→ TASK INSTRUCTIONS
All of the material should be reproduced exactly, with pictures left out.

★ ★ ★ ★

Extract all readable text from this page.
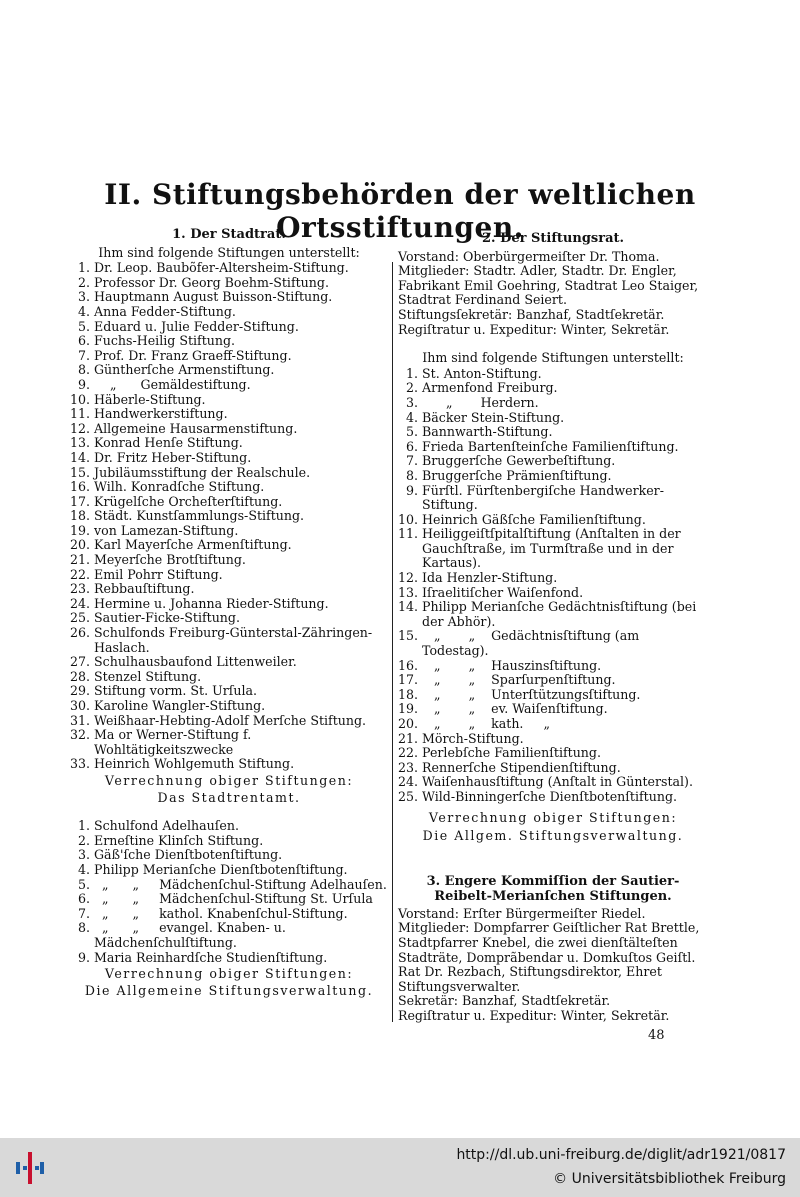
II. Stiftungsbehörden der weltlichen Ortsstiftungen.
1. Der Stadtrat.
Ihm sind folgende Stiftungen unterstellt:
1. Dr. Leop. Baubõfer-Altersheim-Stiftung.
2. Professor Dr. Georg Boehm-Stiftung.
3. Hauptmann August Buisson-Stiftung.
4. Anna Fedder-Stiftung.
5. Eduard u. Julie Fedder-Stiftung.
6. Fuchs-Heilig Stiftung.
7. Prof. Dr. Franz Graeff-Stiftung.
8. Güntherſche Armenstiftung.
9. „      Gemäldestiftung.
10. Häberle-Stiftung.
11. Handwerkerstiftung.
12. Allgemeine Hausarmenstiftung.
13. Konrad Henſe Stiftung.
14. Dr. Fritz Heber-Stiftung.
15. Jubiläumsstiftung der Realschule.
16. Wilh. Konradſche Stiftung.
17. Krügelſche Orcheſterſtiftung.
18. Städt. Kunstſammlungs-Stiftung.
19. von Lamezan-Stiftung.
20. Karl Mayerſche Armenſtiftung.
21. Meyerſche Brotſtiftung.
22. Emil Pohrr Stiftung.
23. Rebbauſtiftung.
24. Hermine u. Johanna Rieder-Stiftung.
25. Sautier-Ficke-Stiftung.
26. Schulfonds Freiburg-Günterstal-Zähringen-Haslach.
27. Schulhausbaufond Littenweiler.
28. Stenzel Stiftung.
29. Stiftung vorm. St. Urſula.
30. Karoline Wangler-Stiftung.
31. Weißhaar-Hebting-Adolf Merſche Stiftung.
32. Ma or Werner-Stiftung f. Wohltätigkeitszwecke
33. Heinrich Wohlgemuth Stiftung.
Verrechnung obiger Stiftungen:
Das Stadtrentamt.
1. Schulfond Adelhauſen.
2. Erneſtine Klinſch Stiftung.
3. Gäß'ſche Dienſtbotenſtiftung.
4. Philipp Merianſche Dienſtbotenſtiftung.
5. „      „     Mädchenſchul-Stiftung Adelhauſen.
6. „      „     Mädchenſchul-Stiftung St. Urſula
7. „      „     kathol. Knabenſchul-Stiftung.
8. „      „     evangel. Knaben- u. Mädchenſchulſtiftung.
9. Maria Reinhardſche Studienſtiftung.
Verrechnung obiger Stiftungen:
Die Allgemeine Stiftungsverwaltung.
2. Der Stiftungsrat.

Vorstand: Oberbürgermeiſter Dr. Thoma.

Mitglieder: Stadtr. Adler, Stadtr. Dr. Engler, Fabrikant Emil Goehring, Stadtrat Leo Staiger, Stadtrat Ferdinand Seiert.

Stiftungsſekretär: Banzhaf, Stadtſekretär.

Regiſtratur u. Expeditur: Winter, Sekretär.

Ihm sind folgende Stiftungen unterstellt:
1. St. Anton-Stiftung.
2. Armenfond Freiburg.
3. „       Herdern.
4. Bäcker Stein-Stiftung.
5. Bannwarth-Stiftung.
6. Frieda Bartenſteinſche Familienſtiftung.
7. Bruggerſche Gewerbeſtiftung.
8. Bruggerſche Prämienſtiftung.
9. Fürſtl. Fürſtenbergiſche Handwerker-Stiftung.
10. Heinrich Gäßſche Familienſtiftung.
11. Heiliggeiſtſpitalſtiftung (Anſtalten in der Gauchſtraße, im Turmſtraße und in der Kartaus).
12. Ida Henzler-Stiftung.
13. Iſraelitiſcher Waiſenfond.
14. Philipp Merianſche Gedächtnisſtiftung (bei der Abhör).
15. „       „    Gedächtnisſtiftung (am Todestag).
16. „       „    Hauszinsſtiftung.
17. „       „    Sparſurpenſtiftung.
18. „       „    Unterſtützungsſtiftung.
19. „       „    ev. Waiſenſtiftung.
20. „       „    kath.     „
21. Mörch-Stiftung.
22. Perlebſche Familienſtiftung.
23. Rennerſche Stipendienſtiftung.
24. Waiſenhausſtiftung (Anſtalt in Günterstal).
25. Wild-Binningerſche Dienſtbotenſtiftung.
Verrechnung obiger Stiftungen:
Die Allgem. Stiftungsverwaltung.
3. Engere Kommiſſion der Sautier-Reibelt-Merianſchen Stiftungen.

Vorstand: Erſter Bürgermeiſter Riedel.

Mitglieder: Dompfarrer Geiſtlicher Rat Brettle, Stadtpfarrer Knebel, die zwei dienſtälteſten Stadträte, Domprãbendar u. Domkuſtos Geiſtl. Rat Dr. Rezbach, Stiftungsdirektor, Ehret Stiftungsverwalter.

Sekretär: Banzhaf, Stadtſekretär.

Regiſtratur u. Expeditur: Winter, Sekretär.

48
http://dl.ub.uni-freiburg.de/diglit/adr1921/0817
© Universitätsbibliothek Freiburg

★ ★ ★ ★

→ RESPONSE TO THIS EXERCISE
Extract all readable text from this page.
II. Stiftungsbehörden der weltlichen Ortsstiftungen.
1. Der Stadtrat.
Ihm sind folgende Stiftungen unterstellt:
1. Dr. Leop. Baubõfer-Altersheim-Stiftung.
2. Professor Dr. Georg Boehm-Stiftung.
3. Hauptmann August Buisson-Stiftung.
4. Anna Fedder-Stiftung.
5. Eduard u. Julie Fedder-Stiftung.
6. Fuchs-Heilig Stiftung.
7. Prof. Dr. Franz Graeff-Stiftung.
8. Güntherſche Armenstiftung.
9. „      Gemäldestiftung.
10. Häberle-Stiftung.
11. Handwerkerstiftung.
12. Allgemeine Hausarmenstiftung.
13. Konrad Henſe Stiftung.
14. Dr. Fritz Heber-Stiftung.
15. Jubiläumsstiftung der Realschule.
16. Wilh. Konradſche Stiftung.
17. Krügelſche Orcheſterſtiftung.
18. Städt. Kunstſammlungs-Stiftung.
19. von Lamezan-Stiftung.
20. Karl Mayerſche Armenſtiftung.
21. Meyerſche Brotſtiftung.
22. Emil Pohrr Stiftung.
23. Rebbauſtiftung.
24. Hermine u. Johanna Rieder-Stiftung.
25. Sautier-Ficke-Stiftung.
26. Schulfonds Freiburg-Günterstal-Zähringen-Haslach.
27. Schulhausbaufond Littenweiler.
28. Stenzel Stiftung.
29. Stiftung vorm. St. Urſula.
30. Karoline Wangler-Stiftung.
31. Weißhaar-Hebting-Adolf Merſche Stiftung.
32. Ma or Werner-Stiftung f. Wohltätigkeitszwecke
33. Heinrich Wohlgemuth Stiftung.
Verrechnung obiger Stiftungen:
Das Stadtrentamt.
1. Schulfond Adelhauſen.
2. Erneſtine Klinſch Stiftung.
3. Gäß'ſche Dienſtbotenſtiftung.
4. Philipp Merianſche Dienſtbotenſtiftung.
5. „      „     Mädchenſchul-Stiftung Adelhauſen.
6. „      „     Mädchenſchul-Stiftung St. Urſula
7. „      „     kathol. Knabenſchul-Stiftung.
8. „      „     evangel. Knaben- u. Mädchenſchulſtiftung.
9. Maria Reinhardſche Studienſtiftung.
Verrechnung obiger Stiftungen:
Die Allgemeine Stiftungsverwaltung.
2. Der Stiftungsrat.

Vorstand: Oberbürgermeiſter Dr. Thoma.

Mitglieder: Stadtr. Adler, Stadtr. Dr. Engler, Fabrikant Emil Goehring, Stadtrat Leo Staiger, Stadtrat Ferdinand Seiert.

Stiftungsſekretär: Banzhaf, Stadtſekretär.

Regiſtratur u. Expeditur: Winter, Sekretär.

Ihm sind folgende Stiftungen unterstellt:
1. St. Anton-Stiftung.
2. Armenfond Freiburg.
3. „       Herdern.
4. Bäcker Stein-Stiftung.
5. Bannwarth-Stiftung.
6. Frieda Bartenſteinſche Familienſtiftung.
7. Bruggerſche Gewerbeſtiftung.
8. Bruggerſche Prämienſtiftung.
9. Fürſtl. Fürſtenbergiſche Handwerker-Stiftung.
10. Heinrich Gäßſche Familienſtiftung.
11. Heiliggeiſtſpitalſtiftung (Anſtalten in der Gauchſtraße, im Turmſtraße und in der Kartaus).
12. Ida Henzler-Stiftung.
13. Iſraelitiſcher Waiſenfond.
14. Philipp Merianſche Gedächtnisſtiftung (bei der Abhör).
15. „       „    Gedächtnisſtiftung (am Todestag).
16. „       „    Hauszinsſtiftung.
17. „       „    Sparſurpenſtiftung.
18. „       „    Unterſtützungsſtiftung.
19. „       „    ev. Waiſenſtiftung.
20. „       „    kath.     „
21. Mörch-Stiftung.
22. Perlebſche Familienſtiftung.
23. Rennerſche Stipendienſtiftung.
24. Waiſenhausſtiftung (Anſtalt in Günterstal).
25. Wild-Binningerſche Dienſtbotenſtiftung.
Verrechnung obiger Stiftungen:
Die Allgem. Stiftungsverwaltung.
3. Engere Kommiſſion der Sautier-Reibelt-Merianſchen Stiftungen.

Vorstand: Erſter Bürgermeiſter Riedel.

Mitglieder: Dompfarrer Geiſtlicher Rat Brettle, Stadtpfarrer Knebel, die zwei dienſtälteſten Stadträte, Domprãbendar u. Domkuſtos Geiſtl. Rat Dr. Rezbach, Stiftungsdirektor, Ehret Stiftungsverwalter.

Sekretär: Banzhaf, Stadtſekretär.

Regiſtratur u. Expeditur: Winter, Sekretär.

48
http://dl.ub.uni-freiburg.de/diglit/adr1921/0817
© Universitätsbibliothek Freiburg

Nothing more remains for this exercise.